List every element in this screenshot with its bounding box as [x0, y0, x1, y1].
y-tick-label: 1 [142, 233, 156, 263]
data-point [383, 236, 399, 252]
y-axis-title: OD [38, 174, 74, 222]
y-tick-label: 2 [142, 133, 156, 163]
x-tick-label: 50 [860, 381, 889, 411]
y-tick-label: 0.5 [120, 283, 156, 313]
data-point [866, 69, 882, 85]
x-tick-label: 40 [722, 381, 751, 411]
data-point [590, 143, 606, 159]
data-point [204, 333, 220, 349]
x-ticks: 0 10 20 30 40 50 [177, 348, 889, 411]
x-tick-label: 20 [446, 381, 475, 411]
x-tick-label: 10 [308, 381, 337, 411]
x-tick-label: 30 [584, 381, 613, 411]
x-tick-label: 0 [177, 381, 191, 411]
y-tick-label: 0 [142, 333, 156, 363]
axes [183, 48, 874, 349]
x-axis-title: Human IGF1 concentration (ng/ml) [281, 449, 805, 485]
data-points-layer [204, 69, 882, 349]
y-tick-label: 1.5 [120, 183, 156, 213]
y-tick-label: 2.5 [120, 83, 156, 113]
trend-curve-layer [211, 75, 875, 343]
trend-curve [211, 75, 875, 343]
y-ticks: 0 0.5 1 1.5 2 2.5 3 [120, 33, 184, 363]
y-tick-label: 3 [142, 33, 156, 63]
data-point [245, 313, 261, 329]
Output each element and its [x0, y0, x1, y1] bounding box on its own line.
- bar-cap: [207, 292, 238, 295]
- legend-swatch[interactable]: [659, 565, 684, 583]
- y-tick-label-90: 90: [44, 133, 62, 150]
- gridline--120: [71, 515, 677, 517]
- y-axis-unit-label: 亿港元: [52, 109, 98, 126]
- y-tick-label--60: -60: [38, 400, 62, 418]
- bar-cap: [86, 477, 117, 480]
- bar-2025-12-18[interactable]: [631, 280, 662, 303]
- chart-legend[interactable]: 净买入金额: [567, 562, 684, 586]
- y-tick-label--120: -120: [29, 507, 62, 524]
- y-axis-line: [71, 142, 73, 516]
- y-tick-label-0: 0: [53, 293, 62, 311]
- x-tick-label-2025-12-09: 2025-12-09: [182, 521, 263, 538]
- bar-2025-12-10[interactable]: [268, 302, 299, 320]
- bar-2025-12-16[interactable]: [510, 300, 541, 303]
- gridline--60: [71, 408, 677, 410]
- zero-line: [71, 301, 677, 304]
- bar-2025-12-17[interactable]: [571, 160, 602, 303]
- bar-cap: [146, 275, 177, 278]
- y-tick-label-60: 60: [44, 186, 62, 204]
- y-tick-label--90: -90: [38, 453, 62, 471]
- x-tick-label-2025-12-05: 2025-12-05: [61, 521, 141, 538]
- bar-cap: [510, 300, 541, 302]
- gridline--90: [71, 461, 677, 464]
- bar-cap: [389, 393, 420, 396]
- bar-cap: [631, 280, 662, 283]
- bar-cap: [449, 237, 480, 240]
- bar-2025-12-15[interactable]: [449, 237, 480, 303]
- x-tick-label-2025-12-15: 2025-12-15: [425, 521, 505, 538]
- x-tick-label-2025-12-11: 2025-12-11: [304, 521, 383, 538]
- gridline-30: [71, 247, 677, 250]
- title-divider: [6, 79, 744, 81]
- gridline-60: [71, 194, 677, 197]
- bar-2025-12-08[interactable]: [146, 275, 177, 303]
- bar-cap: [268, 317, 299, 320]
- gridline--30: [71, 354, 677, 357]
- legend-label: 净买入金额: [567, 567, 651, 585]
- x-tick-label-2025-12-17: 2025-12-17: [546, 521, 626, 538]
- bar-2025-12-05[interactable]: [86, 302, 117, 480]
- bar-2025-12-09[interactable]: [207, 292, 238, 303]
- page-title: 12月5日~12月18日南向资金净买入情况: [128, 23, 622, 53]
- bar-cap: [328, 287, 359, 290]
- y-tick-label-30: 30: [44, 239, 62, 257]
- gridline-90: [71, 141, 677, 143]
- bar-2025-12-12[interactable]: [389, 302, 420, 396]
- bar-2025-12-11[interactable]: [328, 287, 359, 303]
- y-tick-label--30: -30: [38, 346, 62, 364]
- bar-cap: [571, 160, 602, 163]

WHAT TO WORK ON>
Rewrite every line of the items above as one numbered list, omitting any blank lines.

FINISHED EXERCISE>
1. List every element in this screenshot with its bounding box as [x0, y0, x1, y1].
2. y-tick-label: 1 [142, 233, 156, 263]
3. data-point [383, 236, 399, 252]
4. y-axis-title: OD [38, 174, 74, 222]
5. y-tick-label: 2 [142, 133, 156, 163]
6. x-tick-label: 50 [860, 381, 889, 411]
7. y-tick-label: 0.5 [120, 283, 156, 313]
8. data-point [866, 69, 882, 85]
9. x-tick-label: 40 [722, 381, 751, 411]
10. data-point [590, 143, 606, 159]
11. data-point [204, 333, 220, 349]
12. x-ticks: 0 10 20 30 40 50 [177, 348, 889, 411]
13. x-tick-label: 20 [446, 381, 475, 411]
14. x-tick-label: 10 [308, 381, 337, 411]
15. x-tick-label: 30 [584, 381, 613, 411]
16. x-tick-label: 0 [177, 381, 191, 411]
17. y-tick-label: 0 [142, 333, 156, 363]
18. axes [183, 48, 874, 349]
19. x-axis-title: Human IGF1 concentration (ng/ml) [281, 449, 805, 485]
20. data-points-layer [204, 69, 882, 349]
21. y-tick-label: 1.5 [120, 183, 156, 213]
22. y-tick-label: 2.5 [120, 83, 156, 113]
23. trend-curve-layer [211, 75, 875, 343]
24. trend-curve [211, 75, 875, 343]
25. y-ticks: 0 0.5 1 1.5 2 2.5 3 [120, 33, 184, 363]
26. y-tick-label: 3 [142, 33, 156, 63]
27. data-point [245, 313, 261, 329]
28. Output each element and its [x0, y0, x1, y1] bounding box on its own line.
29. - bar-cap: [207, 292, 238, 295]
30. - legend-swatch[interactable]: [659, 565, 684, 583]
31. - y-tick-label-90: 90: [44, 133, 62, 150]
32. - gridline--120: [71, 515, 677, 517]
33. - y-axis-unit-label: 亿港元: [52, 109, 98, 126]
34. - y-tick-label--60: -60: [38, 400, 62, 418]
35. - bar-cap: [86, 477, 117, 480]
36. - bar-2025-12-18[interactable]: [631, 280, 662, 303]
37. - chart-legend[interactable]: 净买入金额: [567, 562, 684, 586]
38. - y-tick-label--120: -120: [29, 507, 62, 524]
39. - y-axis-line: [71, 142, 73, 516]
40. - y-tick-label-0: 0: [53, 293, 62, 311]
41. - x-tick-label-2025-12-09: 2025-12-09: [182, 521, 263, 538]
42. - bar-2025-12-10[interactable]: [268, 302, 299, 320]
43. - bar-2025-12-16[interactable]: [510, 300, 541, 303]
44. - gridline--60: [71, 408, 677, 410]
45. - zero-line: [71, 301, 677, 304]
46. - bar-2025-12-17[interactable]: [571, 160, 602, 303]
47. - bar-cap: [146, 275, 177, 278]
48. - y-tick-label-60: 60: [44, 186, 62, 204]
49. - y-tick-label--90: -90: [38, 453, 62, 471]
50. - x-tick-label-2025-12-05: 2025-12-05: [61, 521, 141, 538]
51. - bar-cap: [510, 300, 541, 302]
52. - gridline--90: [71, 461, 677, 464]
53. - bar-cap: [389, 393, 420, 396]
54. - bar-cap: [631, 280, 662, 283]
55. - bar-cap: [449, 237, 480, 240]
56. - bar-2025-12-15[interactable]: [449, 237, 480, 303]
57. - x-tick-label-2025-12-15: 2025-12-15: [425, 521, 505, 538]
58. - x-tick-label-2025-12-11: 2025-12-11: [304, 521, 383, 538]
59. - gridline-30: [71, 247, 677, 250]
60. - title-divider: [6, 79, 744, 81]
61. - gridline-60: [71, 194, 677, 197]
62. - bar-2025-12-08[interactable]: [146, 275, 177, 303]
63. - bar-cap: [268, 317, 299, 320]
64. - gridline--30: [71, 354, 677, 357]
65. - legend-label: 净买入金额: [567, 567, 651, 585]
66. - x-tick-label-2025-12-17: 2025-12-17: [546, 521, 626, 538]
67. - bar-2025-12-05[interactable]: [86, 302, 117, 480]
68. - bar-2025-12-09[interactable]: [207, 292, 238, 303]
69. - page-title: 12月5日~12月18日南向资金净买入情况: [128, 23, 622, 53]
70. - bar-cap: [328, 287, 359, 290]
71. - y-tick-label-30: 30: [44, 239, 62, 257]
72. - gridline-90: [71, 141, 677, 143]
73. - bar-2025-12-12[interactable]: [389, 302, 420, 396]
74. - bar-2025-12-11[interactable]: [328, 287, 359, 303]
75. - y-tick-label--30: -30: [38, 346, 62, 364]
76. - bar-cap: [571, 160, 602, 163]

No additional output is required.